Stored data
════════════════════

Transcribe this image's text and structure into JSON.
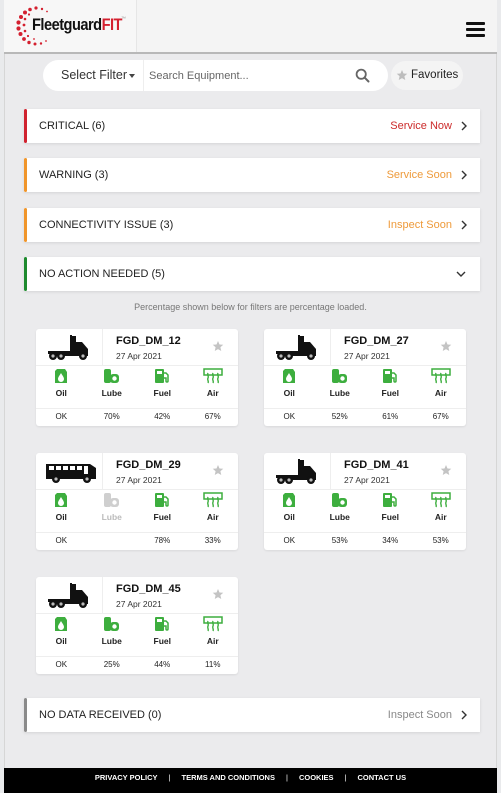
{
  "header": {
    "logo_main": "Fleetguard",
    "logo_accent": "FIT",
    "logo_tm": "™",
    "menu_icon": "hamburger-icon"
  },
  "search": {
    "filter_label": "Select Filter",
    "placeholder": "Search Equipment...",
    "value": "",
    "search_icon": "magnifier-icon",
    "favorites_label": "Favorites"
  },
  "status_groups": [
    {
      "label": "CRITICAL (6)",
      "action": "Service Now",
      "color": "#d0222f",
      "expanded": false
    },
    {
      "label": "WARNING (3)",
      "action": "Service Soon",
      "color": "#f0952a",
      "expanded": false
    },
    {
      "label": "CONNECTIVITY ISSUE (3)",
      "action": "Inspect Soon",
      "color": "#f0952a",
      "expanded": false
    },
    {
      "label": "NO ACTION NEEDED (5)",
      "action": "",
      "color": "#1e8a2e",
      "expanded": true
    },
    {
      "label": "NO DATA RECEIVED (0)",
      "action": "Inspect Soon",
      "color": "#8a8a8a",
      "expanded": false
    }
  ],
  "colors": {
    "filter_green": "#3dae3e",
    "disabled_gray": "#cfcfcf",
    "action_critical": "#cc2b2b",
    "action_warning": "#ee9a3a",
    "action_nodata": "#888888"
  },
  "note": "Percentage shown below for filters are percentage loaded.",
  "filter_labels": [
    "Oil",
    "Lube",
    "Fuel",
    "Air"
  ],
  "equipment": [
    {
      "name": "FGD_DM_12",
      "date": "27 Apr 2021",
      "vehicle": "truck",
      "values": [
        "OK",
        "70%",
        "42%",
        "67%"
      ],
      "disabled": [
        false,
        false,
        false,
        false
      ]
    },
    {
      "name": "FGD_DM_27",
      "date": "27 Apr 2021",
      "vehicle": "truck",
      "values": [
        "OK",
        "52%",
        "61%",
        "67%"
      ],
      "disabled": [
        false,
        false,
        false,
        false
      ]
    },
    {
      "name": "FGD_DM_29",
      "date": "27 Apr 2021",
      "vehicle": "bus",
      "values": [
        "OK",
        "",
        "78%",
        "33%"
      ],
      "disabled": [
        false,
        true,
        false,
        false
      ]
    },
    {
      "name": "FGD_DM_41",
      "date": "27 Apr 2021",
      "vehicle": "truck",
      "values": [
        "OK",
        "53%",
        "34%",
        "53%"
      ],
      "disabled": [
        false,
        false,
        false,
        false
      ]
    },
    {
      "name": "FGD_DM_45",
      "date": "27 Apr 2021",
      "vehicle": "truck",
      "values": [
        "OK",
        "25%",
        "44%",
        "11%"
      ],
      "disabled": [
        false,
        false,
        false,
        false
      ]
    }
  ],
  "footer": {
    "links": [
      "PRIVACY POLICY",
      "TERMS AND CONDITIONS",
      "COOKIES",
      "CONTACT US"
    ],
    "separator": "|"
  }
}
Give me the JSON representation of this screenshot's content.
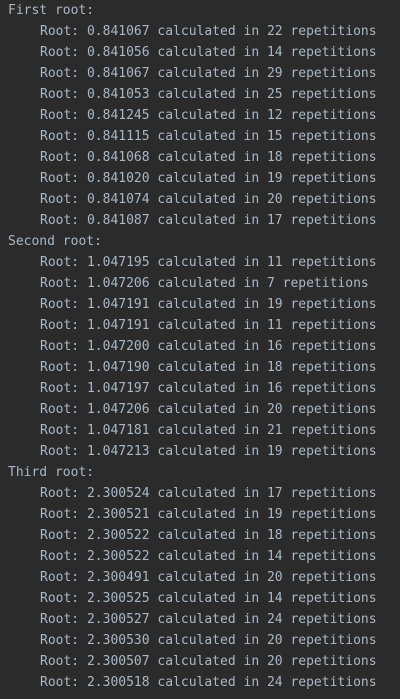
{
  "console": {
    "sections": [
      {
        "title": "First root:",
        "lines": [
          "Root: 0.841067 calculated in 22 repetitions",
          "Root: 0.841056 calculated in 14 repetitions",
          "Root: 0.841067 calculated in 29 repetitions",
          "Root: 0.841053 calculated in 25 repetitions",
          "Root: 0.841245 calculated in 12 repetitions",
          "Root: 0.841115 calculated in 15 repetitions",
          "Root: 0.841068 calculated in 18 repetitions",
          "Root: 0.841020 calculated in 19 repetitions",
          "Root: 0.841074 calculated in 20 repetitions",
          "Root: 0.841087 calculated in 17 repetitions"
        ]
      },
      {
        "title": "Second root:",
        "lines": [
          "Root: 1.047195 calculated in 11 repetitions",
          "Root: 1.047206 calculated in 7 repetitions",
          "Root: 1.047191 calculated in 19 repetitions",
          "Root: 1.047191 calculated in 11 repetitions",
          "Root: 1.047200 calculated in 16 repetitions",
          "Root: 1.047190 calculated in 18 repetitions",
          "Root: 1.047197 calculated in 16 repetitions",
          "Root: 1.047206 calculated in 20 repetitions",
          "Root: 1.047181 calculated in 21 repetitions",
          "Root: 1.047213 calculated in 19 repetitions"
        ]
      },
      {
        "title": "Third root:",
        "lines": [
          "Root: 2.300524 calculated in 17 repetitions",
          "Root: 2.300521 calculated in 19 repetitions",
          "Root: 2.300522 calculated in 18 repetitions",
          "Root: 2.300522 calculated in 14 repetitions",
          "Root: 2.300491 calculated in 20 repetitions",
          "Root: 2.300525 calculated in 14 repetitions",
          "Root: 2.300527 calculated in 24 repetitions",
          "Root: 2.300530 calculated in 20 repetitions",
          "Root: 2.300507 calculated in 20 repetitions",
          "Root: 2.300518 calculated in 24 repetitions"
        ]
      }
    ],
    "colors": {
      "background": "#2b2b2b",
      "text": "#a9b7c6"
    }
  }
}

════════════════════

### [Short task]
Show each line of the data that contains the string "name".

### [Task solution]
      "name": "FGD_DM_12",
      "name": "FGD_DM_27",
      "name": "FGD_DM_29",
      "name": "FGD_DM_41",
      "name": "FGD_DM_45",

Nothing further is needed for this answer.